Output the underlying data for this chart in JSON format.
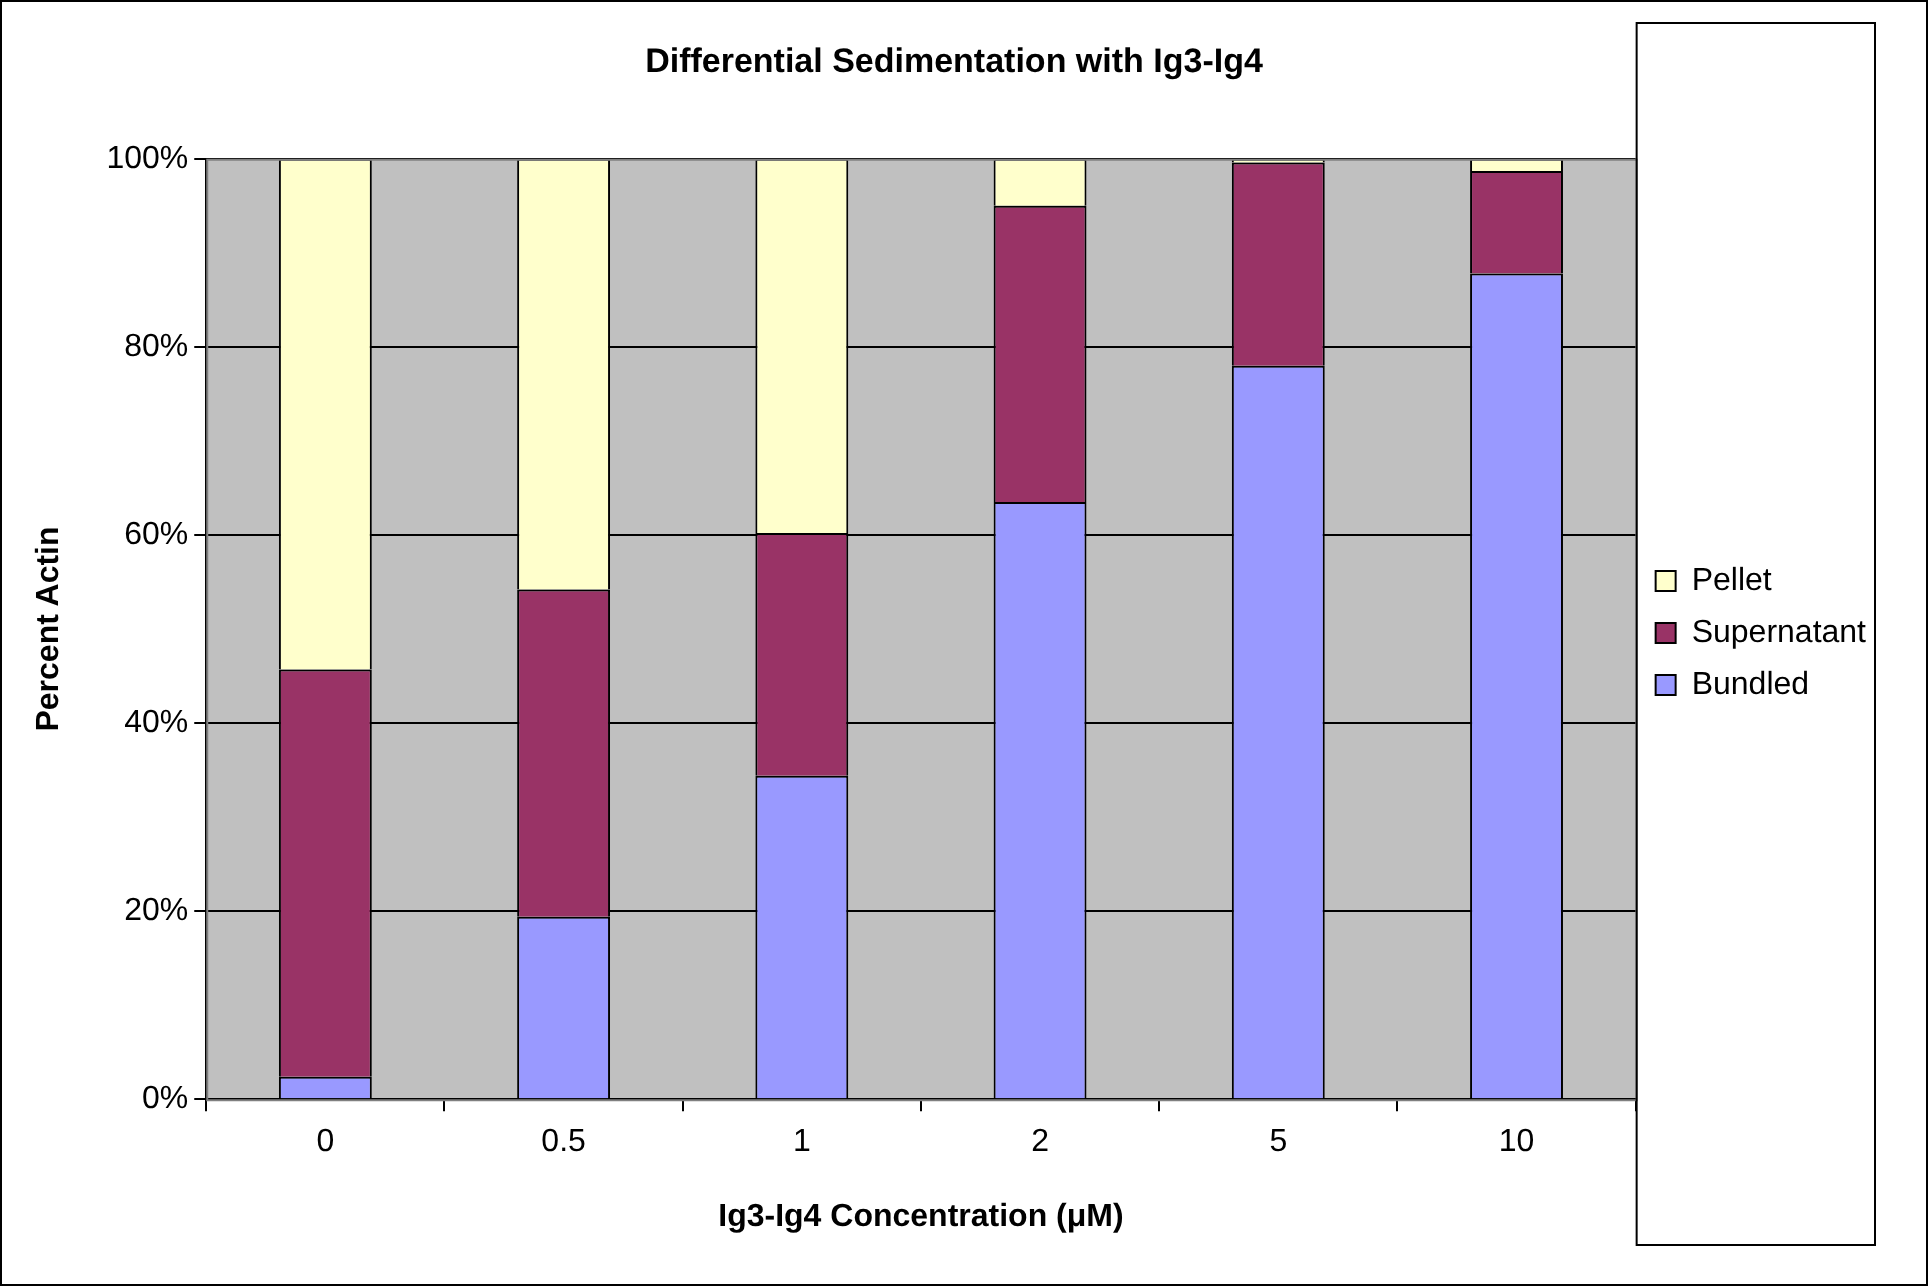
{
  "chart_data": {
    "type": "bar",
    "title": "Differential Sedimentation with Ig3-Ig4",
    "xlabel": "Ig3-Ig4 Concentration (μM)",
    "ylabel": "Percent Actin",
    "categories": [
      "0",
      "0.5",
      "1",
      "2",
      "5",
      "10"
    ],
    "stacked": true,
    "series": [
      {
        "name": "Bundled",
        "color": "#9999ff",
        "values": [
          2.4,
          19.4,
          34.4,
          63.5,
          78.0,
          87.8
        ]
      },
      {
        "name": "Supernatant",
        "color": "#993366",
        "values": [
          43.3,
          34.8,
          25.8,
          31.5,
          21.6,
          10.9
        ]
      },
      {
        "name": "Pellet",
        "color": "#ffffcc",
        "values": [
          54.3,
          45.8,
          39.8,
          5.0,
          0.4,
          1.3
        ]
      }
    ],
    "ylim": [
      0,
      100
    ],
    "yticks": [
      {
        "value": 0,
        "label": "0%"
      },
      {
        "value": 20,
        "label": "20%"
      },
      {
        "value": 40,
        "label": "40%"
      },
      {
        "value": 60,
        "label": "60%"
      },
      {
        "value": 80,
        "label": "80%"
      },
      {
        "value": 100,
        "label": "100%"
      }
    ],
    "grid": "y",
    "legend": "right"
  }
}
^^^^
## YOUR GOAL
Your task is to return the entries above exactly, with no pictures.

## SOLUTION TO THIS TASK
Output the underlying data for this chart in JSON format.
{
  "chart_data": {
    "type": "bar",
    "title": "Differential Sedimentation with Ig3-Ig4",
    "xlabel": "Ig3-Ig4 Concentration (μM)",
    "ylabel": "Percent Actin",
    "categories": [
      "0",
      "0.5",
      "1",
      "2",
      "5",
      "10"
    ],
    "stacked": true,
    "series": [
      {
        "name": "Bundled",
        "color": "#9999ff",
        "values": [
          2.4,
          19.4,
          34.4,
          63.5,
          78.0,
          87.8
        ]
      },
      {
        "name": "Supernatant",
        "color": "#993366",
        "values": [
          43.3,
          34.8,
          25.8,
          31.5,
          21.6,
          10.9
        ]
      },
      {
        "name": "Pellet",
        "color": "#ffffcc",
        "values": [
          54.3,
          45.8,
          39.8,
          5.0,
          0.4,
          1.3
        ]
      }
    ],
    "ylim": [
      0,
      100
    ],
    "yticks": [
      {
        "value": 0,
        "label": "0%"
      },
      {
        "value": 20,
        "label": "20%"
      },
      {
        "value": 40,
        "label": "40%"
      },
      {
        "value": 60,
        "label": "60%"
      },
      {
        "value": 80,
        "label": "80%"
      },
      {
        "value": 100,
        "label": "100%"
      }
    ],
    "grid": "y",
    "legend": "right"
  }
}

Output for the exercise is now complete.